▶ Material to process:
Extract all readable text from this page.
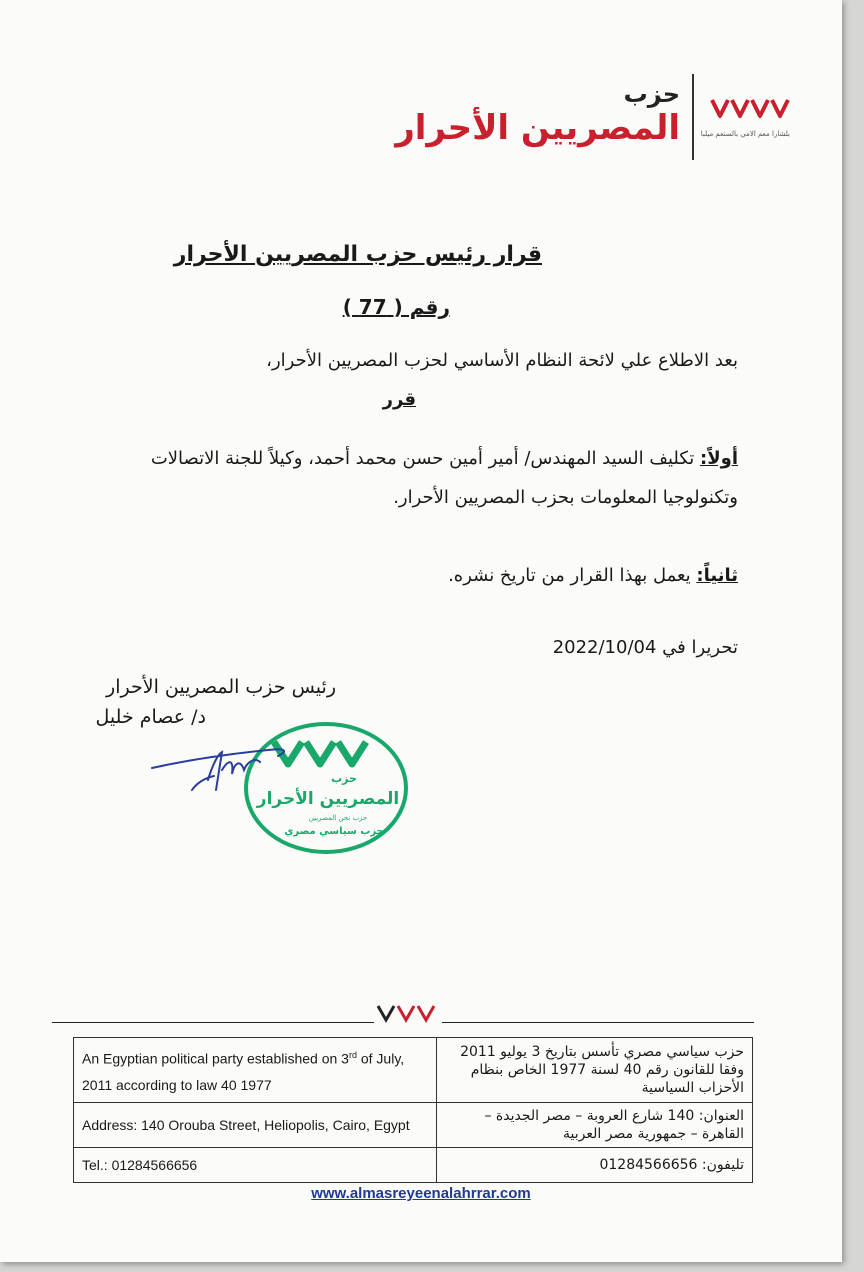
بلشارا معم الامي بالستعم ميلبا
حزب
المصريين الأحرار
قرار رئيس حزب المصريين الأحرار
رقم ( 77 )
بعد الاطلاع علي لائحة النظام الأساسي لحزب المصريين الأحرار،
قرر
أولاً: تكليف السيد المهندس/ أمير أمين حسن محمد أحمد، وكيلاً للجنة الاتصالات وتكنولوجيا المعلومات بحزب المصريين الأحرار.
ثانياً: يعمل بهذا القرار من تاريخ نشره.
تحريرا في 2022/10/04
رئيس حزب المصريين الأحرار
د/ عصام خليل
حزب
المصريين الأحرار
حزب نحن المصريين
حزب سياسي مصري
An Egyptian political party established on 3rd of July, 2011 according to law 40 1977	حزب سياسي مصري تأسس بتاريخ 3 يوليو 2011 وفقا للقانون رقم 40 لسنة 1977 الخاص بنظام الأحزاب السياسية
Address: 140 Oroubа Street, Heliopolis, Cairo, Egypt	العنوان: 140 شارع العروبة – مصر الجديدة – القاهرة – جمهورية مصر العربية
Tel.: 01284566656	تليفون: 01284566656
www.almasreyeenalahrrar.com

▶ Directions: Print each line of the material above exactly, with the pictures removed from your copy.

▶ Result of this exercise:
Extract all readable text from this page.
بلشارا معم الامي بالستعم ميلبا
حزب
المصريين الأحرار
قرار رئيس حزب المصريين الأحرار
رقم ( 77 )
بعد الاطلاع علي لائحة النظام الأساسي لحزب المصريين الأحرار،
قرر
أولاً: تكليف السيد المهندس/ أمير أمين حسن محمد أحمد، وكيلاً للجنة الاتصالات وتكنولوجيا المعلومات بحزب المصريين الأحرار.
ثانياً: يعمل بهذا القرار من تاريخ نشره.
تحريرا في 2022/10/04
رئيس حزب المصريين الأحرار
د/ عصام خليل
حزب
المصريين الأحرار
حزب نحن المصريين
حزب سياسي مصري
An Egyptian political party established on 3rd of July, 2011 according to law 40 1977	حزب سياسي مصري تأسس بتاريخ 3 يوليو 2011 وفقا للقانون رقم 40 لسنة 1977 الخاص بنظام الأحزاب السياسية
Address: 140 Oroubа Street, Heliopolis, Cairo, Egypt	العنوان: 140 شارع العروبة – مصر الجديدة – القاهرة – جمهورية مصر العربية
Tel.: 01284566656	تليفون: 01284566656
www.almasreyeenalahrrar.com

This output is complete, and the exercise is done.